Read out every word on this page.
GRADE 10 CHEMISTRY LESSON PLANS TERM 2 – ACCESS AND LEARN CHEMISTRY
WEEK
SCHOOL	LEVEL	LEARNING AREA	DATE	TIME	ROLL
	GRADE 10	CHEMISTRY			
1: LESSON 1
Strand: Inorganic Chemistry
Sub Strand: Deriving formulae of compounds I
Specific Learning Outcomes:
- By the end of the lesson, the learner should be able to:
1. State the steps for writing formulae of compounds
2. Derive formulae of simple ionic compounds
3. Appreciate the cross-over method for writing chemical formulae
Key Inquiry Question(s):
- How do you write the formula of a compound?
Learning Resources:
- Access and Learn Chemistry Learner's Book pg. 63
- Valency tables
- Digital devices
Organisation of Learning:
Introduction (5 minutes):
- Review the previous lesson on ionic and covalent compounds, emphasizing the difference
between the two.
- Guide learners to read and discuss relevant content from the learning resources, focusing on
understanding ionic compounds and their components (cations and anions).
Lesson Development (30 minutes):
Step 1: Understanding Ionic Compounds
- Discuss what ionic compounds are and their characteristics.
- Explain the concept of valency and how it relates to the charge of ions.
-=-=-
* _EXERCISE TASK_:
Quote all of the entries exactly as they appear.

* _REPLY_:
Read out every word on this page.
GRADE 10 CHEMISTRY LESSON PLANS TERM 2 – ACCESS AND LEARN CHEMISTRY
WEEK
SCHOOL	LEVEL	LEARNING AREA	DATE	TIME	ROLL
	GRADE 10	CHEMISTRY			
1: LESSON 1
Strand: Inorganic Chemistry
Sub Strand: Deriving formulae of compounds I
Specific Learning Outcomes:
- By the end of the lesson, the learner should be able to:
1. State the steps for writing formulae of compounds
2. Derive formulae of simple ionic compounds
3. Appreciate the cross-over method for writing chemical formulae
Key Inquiry Question(s):
- How do you write the formula of a compound?
Learning Resources:
- Access and Learn Chemistry Learner's Book pg. 63
- Valency tables
- Digital devices
Organisation of Learning:
Introduction (5 minutes):
- Review the previous lesson on ionic and covalent compounds, emphasizing the difference
between the two.
- Guide learners to read and discuss relevant content from the learning resources, focusing on
understanding ionic compounds and their components (cations and anions).
Lesson Development (30 minutes):
Step 1: Understanding Ionic Compounds
- Discuss what ionic compounds are and their characteristics.
- Explain the concept of valency and how it relates to the charge of ions.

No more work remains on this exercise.